## STATED GOAL
Copy out the entries below line for line with no changes, but leave out the pictures.

[Start PROVIDED INFORMATION]

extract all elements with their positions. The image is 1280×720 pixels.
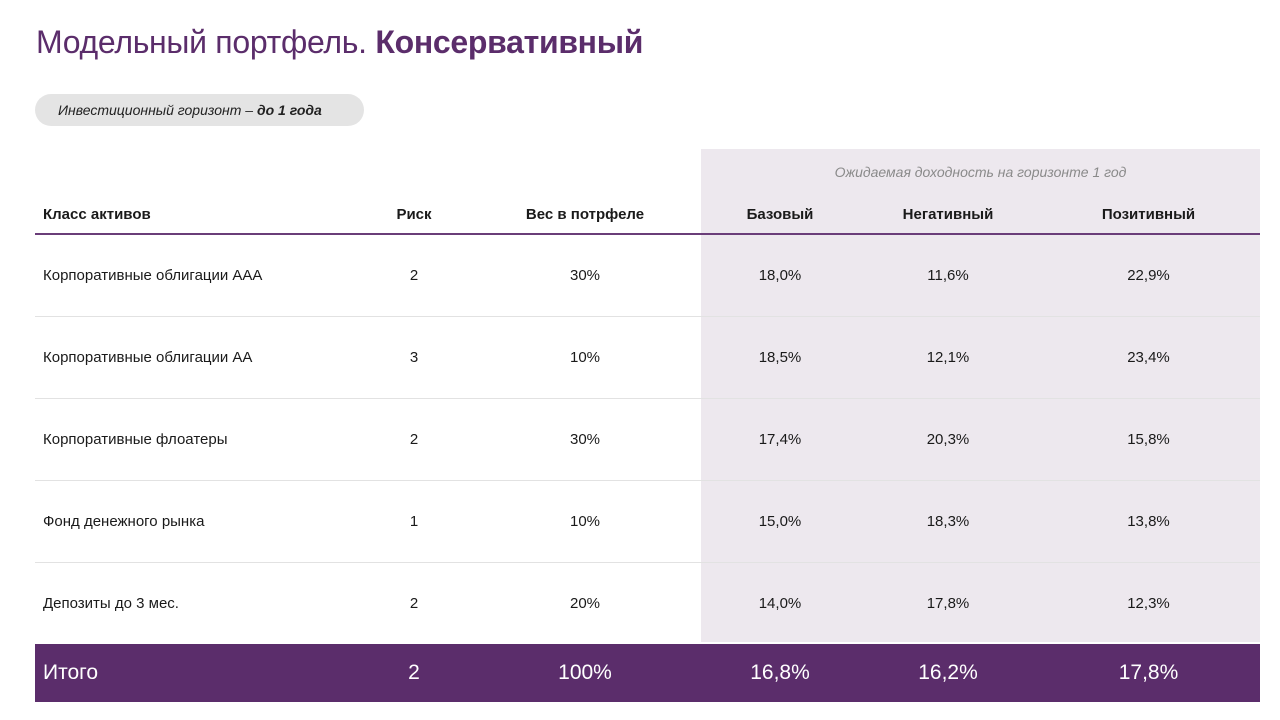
table-cell: 15,8% — [1127, 431, 1170, 448]
col-asset-class: Класс активов — [43, 205, 151, 223]
table-cell: 12,3% — [1127, 595, 1170, 612]
table-cell: 11,6% — [927, 267, 969, 284]
table-cell: 2 — [409, 267, 419, 284]
table-cell: 2 — [409, 431, 419, 448]
total-row: Итого 2 100% 16,8% 16,2% 17,8% — [35, 644, 1260, 702]
table-cell: Корпоративные облигации АА — [43, 349, 253, 366]
table-cell: 10% — [569, 349, 601, 366]
col-weight: Вес в потрфеле — [525, 205, 645, 223]
col-base: Базовый — [746, 205, 814, 223]
table-cell: 13,8% — [1127, 513, 1170, 530]
super-header: Ожидаемая доходность на горизонте 1 год — [834, 164, 1127, 180]
table-cell: Фонд денежного рынка — [43, 513, 205, 530]
table-cell: 20% — [569, 595, 601, 612]
table-cell: 10% — [569, 513, 601, 530]
table-row: Корпоративные флоатеры 2 30% 17,4% 20,3% 15,8… — [35, 399, 1260, 481]
col-negative: Негативный — [902, 205, 994, 223]
col-risk: Риск — [396, 205, 432, 223]
table-row: Фонд денежного рынка 1 10% 15,0% 18,3% 13,8% — [35, 481, 1260, 563]
table-cell: 15,0% — [758, 513, 802, 530]
table-cell: 17,8% — [926, 595, 970, 612]
table-cell: 22,9% — [1127, 267, 1170, 284]
col-positive: Позитивный — [1101, 205, 1196, 223]
table-cell: Корпоративные облигации ААА — [43, 267, 263, 284]
table-cell: 3 — [409, 349, 419, 366]
horizon-badge: Инвестиционный горизонт – до 1 года — [35, 94, 364, 126]
table-cell: 1 — [409, 513, 419, 530]
table-cell: 18,0% — [758, 267, 802, 284]
table-cell: 2 — [409, 595, 419, 612]
table-cell: Корпоративные флоатеры — [43, 431, 228, 448]
table-header: Класс активов Риск Вес в потрфеле Базовы… — [35, 195, 1260, 235]
table-cell: 30% — [569, 267, 601, 284]
table-cell: 18,5% — [758, 349, 802, 366]
page-title: Модельный портфель. Консервативный — [36, 24, 644, 60]
table-cell: 30% — [569, 431, 601, 448]
portfolio-table: Ожидаемая доходность на горизонте 1 год … — [35, 149, 1260, 702]
table-cell: 23,4% — [1127, 349, 1170, 366]
table-cell: 14,0% — [758, 595, 802, 612]
table-cell: 20,3% — [926, 431, 970, 448]
table-cell: 17,4% — [758, 431, 802, 448]
table-cell: 12,1% — [926, 349, 970, 366]
table-row: Депозиты до 3 мес. 2 20% 14,0% 17,8% 12,3% — [35, 563, 1260, 644]
table-cell: 18,3% — [926, 513, 970, 530]
expected-return-shade — [701, 149, 1260, 642]
table-row: Корпоративные облигации АА 3 10% 18,5% 12,1%… — [35, 317, 1260, 399]
table-cell: Депозиты до 3 мес. — [43, 595, 179, 612]
table-row: Корпоративные облигации ААА 2 30% 18,0% 11,6… — [35, 235, 1260, 317]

[End PROVIDED INFORMATION]

## SOLUTION FOR THIS PROBLEM
extract all elements with their positions. The image is 1280×720 pixels.
table-cell: 15,8% — [1127, 431, 1170, 448]
col-asset-class: Класс активов — [43, 205, 151, 223]
table-cell: 12,3% — [1127, 595, 1170, 612]
table-cell: 11,6% — [927, 267, 969, 284]
table-cell: 2 — [409, 267, 419, 284]
table-cell: 2 — [409, 431, 419, 448]
total-row: Итого 2 100% 16,8% 16,2% 17,8% — [35, 644, 1260, 702]
table-cell: Корпоративные облигации АА — [43, 349, 253, 366]
table-cell: 10% — [569, 349, 601, 366]
col-weight: Вес в потрфеле — [525, 205, 645, 223]
col-base: Базовый — [746, 205, 814, 223]
table-cell: 13,8% — [1127, 513, 1170, 530]
super-header: Ожидаемая доходность на горизонте 1 год — [834, 164, 1127, 180]
table-cell: Фонд денежного рынка — [43, 513, 205, 530]
table-cell: 20% — [569, 595, 601, 612]
table-cell: 10% — [569, 513, 601, 530]
table-row: Корпоративные флоатеры 2 30% 17,4% 20,3% 15,8… — [35, 399, 1260, 481]
col-negative: Негативный — [902, 205, 994, 223]
col-risk: Риск — [396, 205, 432, 223]
table-row: Фонд денежного рынка 1 10% 15,0% 18,3% 13,8% — [35, 481, 1260, 563]
table-cell: 15,0% — [758, 513, 802, 530]
table-cell: 17,8% — [926, 595, 970, 612]
table-cell: 22,9% — [1127, 267, 1170, 284]
col-positive: Позитивный — [1101, 205, 1196, 223]
table-cell: Корпоративные облигации ААА — [43, 267, 263, 284]
table-cell: 3 — [409, 349, 419, 366]
horizon-badge: Инвестиционный горизонт – до 1 года — [35, 94, 364, 126]
table-cell: 1 — [409, 513, 419, 530]
table-cell: 18,0% — [758, 267, 802, 284]
table-cell: 2 — [409, 595, 419, 612]
table-cell: Корпоративные флоатеры — [43, 431, 228, 448]
table-header: Класс активов Риск Вес в потрфеле Базовы… — [35, 195, 1260, 235]
table-cell: 30% — [569, 267, 601, 284]
table-cell: 18,5% — [758, 349, 802, 366]
page-title: Модельный портфель. Консервативный — [36, 24, 644, 60]
table-cell: 30% — [569, 431, 601, 448]
portfolio-table: Ожидаемая доходность на горизонте 1 год … — [35, 149, 1260, 702]
table-cell: 23,4% — [1127, 349, 1170, 366]
table-cell: 14,0% — [758, 595, 802, 612]
table-cell: 20,3% — [926, 431, 970, 448]
table-cell: 17,4% — [758, 431, 802, 448]
table-cell: 12,1% — [926, 349, 970, 366]
table-row: Депозиты до 3 мес. 2 20% 14,0% 17,8% 12,3% — [35, 563, 1260, 644]
table-cell: 18,3% — [926, 513, 970, 530]
expected-return-shade — [701, 149, 1260, 642]
table-row: Корпоративные облигации АА 3 10% 18,5% 12,1%… — [35, 317, 1260, 399]
table-cell: Депозиты до 3 мес. — [43, 595, 179, 612]
table-row: Корпоративные облигации ААА 2 30% 18,0% 11,6… — [35, 235, 1260, 317]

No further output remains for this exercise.